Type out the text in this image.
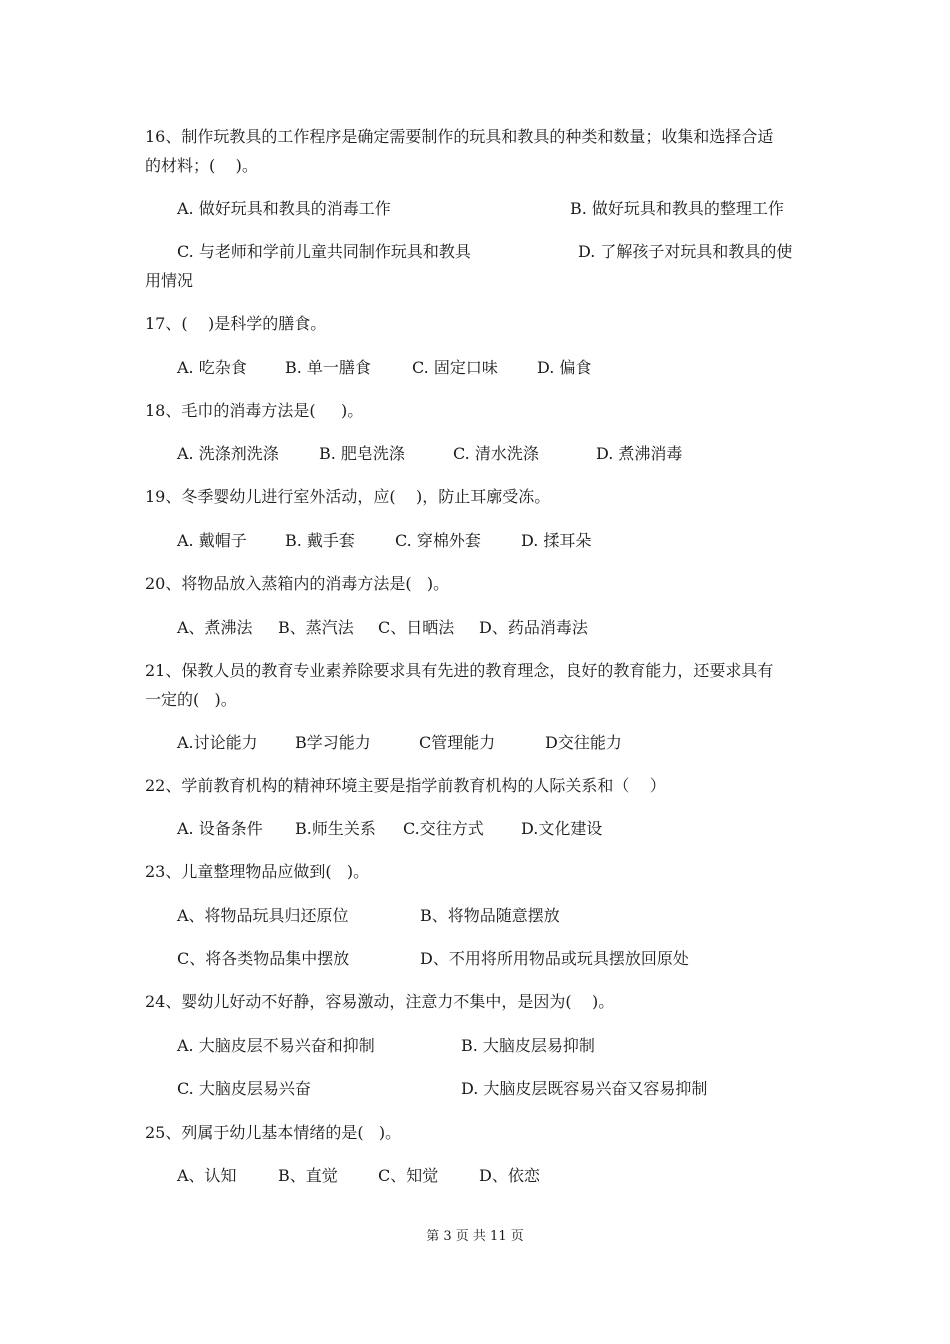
16、制作玩教具的工作程序是确定需要制作的玩具和教具的种类和数量；收集和选择合适
的材料；(    )。
A. 做好玩具和教具的消毒工作	B. 做好玩具和教具的整理工作
C. 与老师和学前儿童共同制作玩具和教具	D. 了解孩子对玩具和教具的使
用情况
17、(    )是科学的膳食。
A. 吃杂食 B. 单一膳食	C. 固定口味 D. 偏食
18、毛巾的消毒方法是(     )。
A. 洗涤剂洗涤	B. 肥皂洗涤	C. 清水洗涤	D. 煮沸消毒
19、冬季婴幼儿进行室外活动，应(    )，防止耳廓受冻。
A. 戴帽子 B. 戴手套	C. 穿棉外套	D. 揉耳朵
20、将物品放入蒸箱内的消毒方法是(   )。
A、煮沸法 B、蒸汽法 C、日晒法 D、药品消毒法
21、保教人员的教育专业素养除要求具有先进的教育理念，良好的教育能力，还要求具有
一定的(   )。
A.讨论能力 B学习能力	C管理能力	D交往能力
22、学前教育机构的精神环境主要是指学前教育机构的人际关系和（    ）
A. 设备条件 B.师生关系 C.交往方式 D.文化建设
23、儿童整理物品应做到(   )。
A、将物品玩具归还原位	B、将物品随意摆放
C、将各类物品集中摆放	D、不用将所用物品或玩具摆放回原处
24、婴幼儿好动不好静，容易激动，注意力不集中，是因为(    )。
A. 大脑皮层不易兴奋和抑制	B. 大脑皮层易抑制
C. 大脑皮层易兴奋	D. 大脑皮层既容易兴奋又容易抑制
25、列属于幼儿基本情绪的是(   )。
A、认知	B、直觉	C、知觉	D、依恋
第 3 页 共 11 页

****

- [What to produce]: All of the material above should be reproduced exactly, except the pictures.

- [Solution below]:
Type out the text in this image.
16、制作玩教具的工作程序是确定需要制作的玩具和教具的种类和数量；收集和选择合适
的材料；(    )。
A. 做好玩具和教具的消毒工作	B. 做好玩具和教具的整理工作
C. 与老师和学前儿童共同制作玩具和教具	D. 了解孩子对玩具和教具的使
用情况
17、(    )是科学的膳食。
A. 吃杂食 B. 单一膳食	C. 固定口味 D. 偏食
18、毛巾的消毒方法是(     )。
A. 洗涤剂洗涤	B. 肥皂洗涤	C. 清水洗涤	D. 煮沸消毒
19、冬季婴幼儿进行室外活动，应(    )，防止耳廓受冻。
A. 戴帽子 B. 戴手套	C. 穿棉外套	D. 揉耳朵
20、将物品放入蒸箱内的消毒方法是(   )。
A、煮沸法 B、蒸汽法 C、日晒法 D、药品消毒法
21、保教人员的教育专业素养除要求具有先进的教育理念，良好的教育能力，还要求具有
一定的(   )。
A.讨论能力 B学习能力	C管理能力	D交往能力
22、学前教育机构的精神环境主要是指学前教育机构的人际关系和（    ）
A. 设备条件 B.师生关系 C.交往方式 D.文化建设
23、儿童整理物品应做到(   )。
A、将物品玩具归还原位	B、将物品随意摆放
C、将各类物品集中摆放	D、不用将所用物品或玩具摆放回原处
24、婴幼儿好动不好静，容易激动，注意力不集中，是因为(    )。
A. 大脑皮层不易兴奋和抑制	B. 大脑皮层易抑制
C. 大脑皮层易兴奋	D. 大脑皮层既容易兴奋又容易抑制
25、列属于幼儿基本情绪的是(   )。
A、认知	B、直觉	C、知觉	D、依恋
第 3 页 共 11 页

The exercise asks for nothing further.